Only the number is needed: how many lines of the records include "Produtivo"?
--- BEGIN ---
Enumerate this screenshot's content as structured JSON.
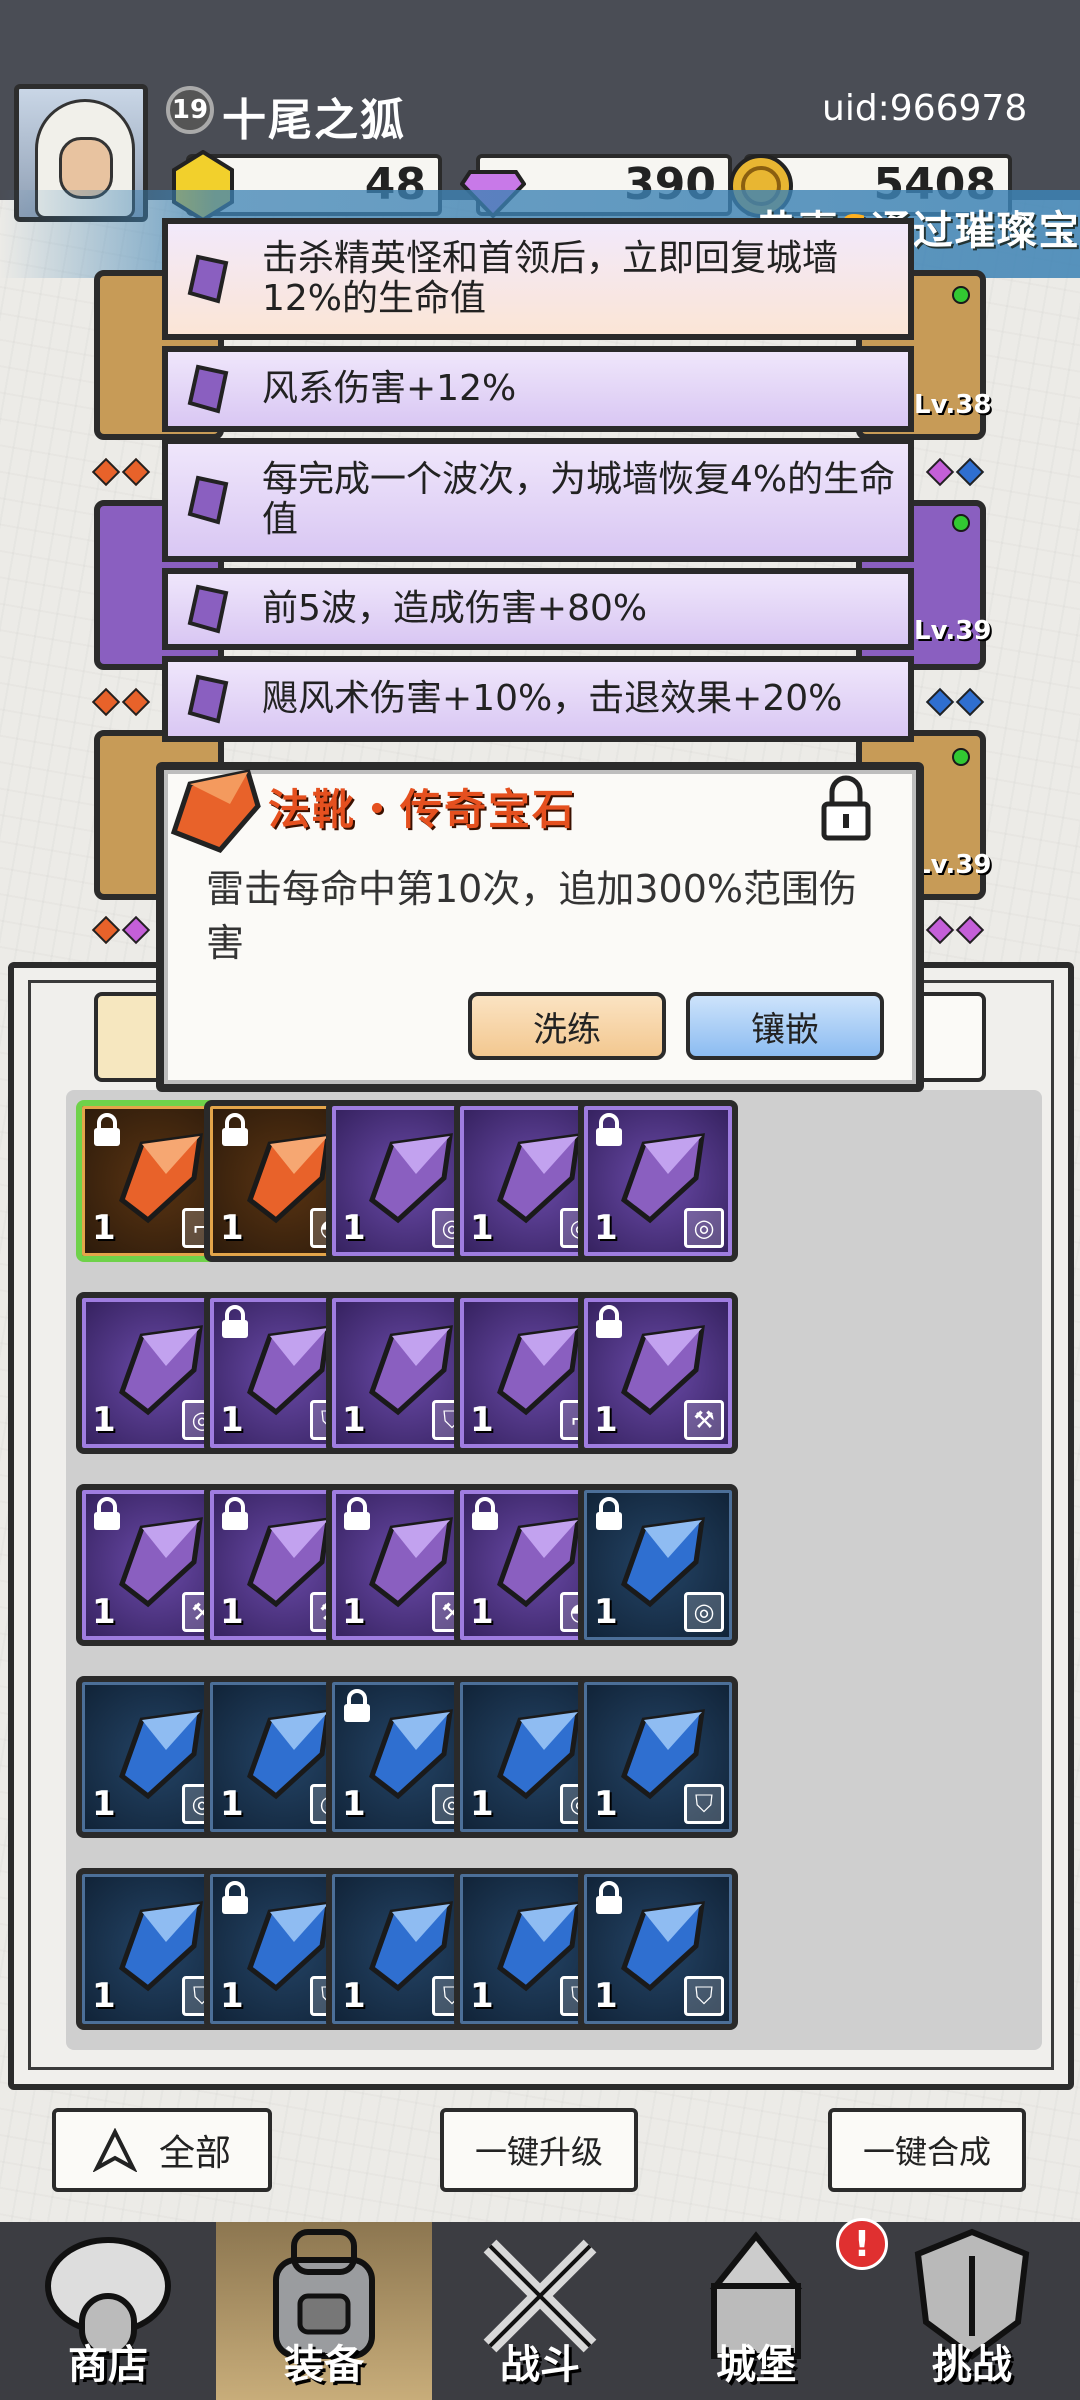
{
  "player": {
    "level": "19",
    "name": "十尾之狐",
    "uid": "uid:966978"
  },
  "resources": {
    "gold": "48",
    "gems": "390",
    "coins": "5408"
  },
  "marquee": {
    "prefix": "恭喜",
    "grade": "S",
    "suffix": "通过璀璨宝"
  },
  "equipment_levels": [
    "Lv.38",
    "Lv.39",
    "Lv.39"
  ],
  "affixes": [
    "击杀精英怪和首领后，立即回复城墙12%的生命值",
    "风系伤害+12%",
    "每完成一个波次，为城墙恢复4%的生命值",
    "前5波，造成伤害+80%",
    "飓风术伤害+10%，击退效果+20%"
  ],
  "popup": {
    "title": "法靴・传奇宝石",
    "description": "雷击每命中第10次，追加300%范围伤害",
    "refine_label": "洗练",
    "inlay_label": "镶嵌"
  },
  "inventory": [
    {
      "rarity": "legend",
      "locked": true,
      "slot": "boot",
      "qty": "1",
      "selected": true
    },
    {
      "rarity": "legend",
      "locked": true,
      "slot": "helmet",
      "qty": "1"
    },
    {
      "rarity": "epic",
      "locked": false,
      "slot": "ring",
      "qty": "1"
    },
    {
      "rarity": "epic",
      "locked": false,
      "slot": "ring",
      "qty": "1"
    },
    {
      "rarity": "epic",
      "locked": true,
      "slot": "ring",
      "qty": "1"
    },
    {
      "rarity": "epic",
      "locked": false,
      "slot": "ring",
      "qty": "1"
    },
    {
      "rarity": "epic",
      "locked": true,
      "slot": "armor",
      "qty": "1"
    },
    {
      "rarity": "epic",
      "locked": false,
      "slot": "armor",
      "qty": "1"
    },
    {
      "rarity": "epic",
      "locked": false,
      "slot": "boot",
      "qty": "1"
    },
    {
      "rarity": "epic",
      "locked": true,
      "slot": "weapon",
      "qty": "1"
    },
    {
      "rarity": "epic",
      "locked": true,
      "slot": "weapon",
      "qty": "1"
    },
    {
      "rarity": "epic",
      "locked": true,
      "slot": "weapon",
      "qty": "1"
    },
    {
      "rarity": "epic",
      "locked": true,
      "slot": "weapon",
      "qty": "1"
    },
    {
      "rarity": "epic",
      "locked": true,
      "slot": "helmet",
      "qty": "1"
    },
    {
      "rarity": "rare",
      "locked": true,
      "slot": "ring",
      "qty": "1"
    },
    {
      "rarity": "rare",
      "locked": false,
      "slot": "ring",
      "qty": "1"
    },
    {
      "rarity": "rare",
      "locked": false,
      "slot": "ring",
      "qty": "1"
    },
    {
      "rarity": "rare",
      "locked": true,
      "slot": "ring",
      "qty": "1"
    },
    {
      "rarity": "rare",
      "locked": false,
      "slot": "ring",
      "qty": "1"
    },
    {
      "rarity": "rare",
      "locked": false,
      "slot": "armor",
      "qty": "1"
    },
    {
      "rarity": "rare",
      "locked": false,
      "slot": "armor",
      "qty": "1"
    },
    {
      "rarity": "rare",
      "locked": true,
      "slot": "armor",
      "qty": "1"
    },
    {
      "rarity": "rare",
      "locked": false,
      "slot": "armor",
      "qty": "1"
    },
    {
      "rarity": "rare",
      "locked": false,
      "slot": "armor",
      "qty": "1"
    },
    {
      "rarity": "rare",
      "locked": true,
      "slot": "armor",
      "qty": "1"
    }
  ],
  "actions": {
    "filter_label": "全部",
    "upgrade_all": "一键升级",
    "merge_all": "一键合成"
  },
  "nav": [
    {
      "label": "商店",
      "icon": "shop-icon"
    },
    {
      "label": "装备",
      "icon": "backpack-icon",
      "active": true
    },
    {
      "label": "战斗",
      "icon": "crossed-swords-icon"
    },
    {
      "label": "城堡",
      "icon": "castle-icon",
      "alert": "!"
    },
    {
      "label": "挑战",
      "icon": "shield-challenge-icon"
    }
  ],
  "colors": {
    "legend": "#e8622a",
    "epic": "#8a5fc0",
    "rare": "#2f6fd0",
    "accent": "#e5501f"
  }
}
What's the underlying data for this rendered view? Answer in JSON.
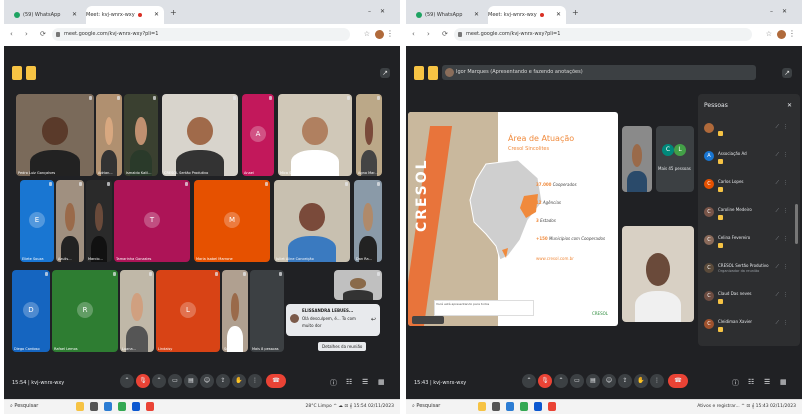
{
  "left": {
    "tabs": [
      {
        "label": "(59) WhatsApp"
      },
      {
        "label": "Meet: kvj-wnrx-wxy"
      }
    ],
    "url": "meet.google.com/kvj-wnrx-wxy?pli=1",
    "tiles": [
      {
        "name": "Pedro Luiz Gonçalves",
        "kind": "video",
        "bg": "#7a6a5a",
        "skin": "#5a3a2a",
        "shirt": "#222"
      },
      {
        "name": "Adrian...",
        "kind": "video",
        "bg": "#b09070",
        "skin": "#d8a880",
        "shirt": "#333"
      },
      {
        "name": "Ismaldo Kalil...",
        "kind": "video",
        "bg": "#3a4030",
        "skin": "#c09070",
        "shirt": "#2a3a2a"
      },
      {
        "name": "CRESOL Sertão Produtivo",
        "kind": "video",
        "bg": "#d8d4cc",
        "skin": "#a06a4a",
        "shirt": "#333"
      },
      {
        "name": "Anael",
        "kind": "avatar",
        "letter": "A",
        "bg": "#c2185b"
      },
      {
        "name": "Mica Soliz...",
        "kind": "video",
        "bg": "#d0c8b8",
        "skin": "#b08060",
        "shirt": "#fff"
      },
      {
        "name": "Agno Mar...",
        "kind": "video",
        "bg": "#bba888",
        "skin": "#7a4a3a",
        "shirt": "#444"
      },
      {
        "name": "Eliete Souza",
        "kind": "avatar",
        "letter": "E",
        "bg": "#1976d2"
      },
      {
        "name": "Azulis...",
        "kind": "video",
        "bg": "#a09080",
        "skin": "#9a6a4a",
        "shirt": "#222"
      },
      {
        "name": "Marcio...",
        "kind": "video",
        "bg": "#2a2a2a",
        "skin": "#6a4a3a",
        "shirt": "#111"
      },
      {
        "name": "Tamarinha Gonzales",
        "kind": "avatar",
        "letter": "T",
        "bg": "#ad1457"
      },
      {
        "name": "Maria Isabel Marrone",
        "kind": "avatar",
        "letter": "M",
        "bg": "#e65100"
      },
      {
        "name": "Juliet Aline Conceição",
        "kind": "video",
        "bg": "#c8c0b0",
        "skin": "#7a4a3a",
        "shirt": "#3a7ac0"
      },
      {
        "name": "Dan Ra...",
        "kind": "video",
        "bg": "#8a9aa8",
        "skin": "#b08a6a",
        "shirt": "#222"
      },
      {
        "name": "Diego Cardoso",
        "kind": "avatar",
        "letter": "D",
        "bg": "#1565c0"
      },
      {
        "name": "Rafael Lemos",
        "kind": "avatar",
        "letter": "R",
        "bg": "#2e7d32"
      },
      {
        "name": "Luana...",
        "kind": "video",
        "bg": "#c0b8a8",
        "skin": "#d0a080",
        "shirt": "#555"
      },
      {
        "name": "Lindaisy",
        "kind": "avatar",
        "letter": "L",
        "bg": "#d84315"
      },
      {
        "name": "Sonia E...",
        "kind": "video",
        "bg": "#b0a090",
        "skin": "#9a6a4a",
        "shirt": "#fff"
      },
      {
        "name": "Mais 8 pessoas",
        "kind": "avatar",
        "letter": "",
        "bg": "#3c4043"
      },
      {
        "name": "",
        "kind": "video",
        "bg": "#c0c0c0",
        "skin": "#8a6a4a",
        "shirt": "#333"
      }
    ],
    "notification": {
      "name": "ELISSANDRA LEBUES...",
      "line1": "Olá desculpem, é... To com",
      "line2": "muito dor"
    },
    "tooltip": "Detalhes da reunião",
    "clock": "15:54 | kvj-wnrx-wxy",
    "taskbar": {
      "search": "Pesquisar",
      "tray": "28°C Limpo  ^  ☁ ⊡ 𝄞  15:54  02/11/2023"
    }
  },
  "right": {
    "tabs": [
      {
        "label": "(59) WhatsApp"
      },
      {
        "label": "Meet: kvj-wnrx-wxy"
      }
    ],
    "url": "meet.google.com/kvj-wnrx-wxy?pli=1",
    "presenter": "Igor Marques (Apresentando e fazendo anotações)",
    "slide": {
      "title": "Área de Atuação",
      "subtitle": "Cresol Sincolites",
      "banner": "CRESOL",
      "bullets": [
        {
          "num": "37.000",
          "text": "Cooperados"
        },
        {
          "num": "12",
          "text": "Agências"
        },
        {
          "num": "3",
          "text": "Estados"
        },
        {
          "num": "+150",
          "text": "Municípios com Cooperados"
        },
        {
          "num": "",
          "text": "www.cresol.com.br"
        }
      ],
      "logo": "CRESOL",
      "caption": "Você está apresentando para todos"
    },
    "more_people": "Mais 45 pessoas",
    "more_initials": [
      "C",
      "L"
    ],
    "people_panel": {
      "title": "Pessoas",
      "people": [
        {
          "name": "",
          "sub": "",
          "letter": "",
          "color": "#b06a3b"
        },
        {
          "name": "Associação Ad",
          "sub": "",
          "letter": "A",
          "color": "#1976d2"
        },
        {
          "name": "Carlos Lopes",
          "sub": "",
          "letter": "C",
          "color": "#e65100"
        },
        {
          "name": "Caroline Medeiro",
          "sub": "",
          "letter": "C",
          "color": "#795548"
        },
        {
          "name": "Celina Fevereiro",
          "sub": "",
          "letter": "C",
          "color": "#8a6a5a"
        },
        {
          "name": "CRESOL Sertão Produtivo",
          "sub": "Organizador da reunião",
          "letter": "C",
          "color": "#5a4a3a"
        },
        {
          "name": "Claud Das neves",
          "sub": "",
          "letter": "C",
          "color": "#6d4c41"
        },
        {
          "name": "Cleidiman Xavier",
          "sub": "",
          "letter": "C",
          "color": "#a0522d"
        }
      ]
    },
    "clock": "15:43 | kvj-wnrx-wxy",
    "taskbar": {
      "search": "Pesquisar",
      "tray": "Ativos e registrar...  ^  ⊡ 𝄞  15:43  02/11/2023"
    }
  }
}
--- END ---
Result ▸ 2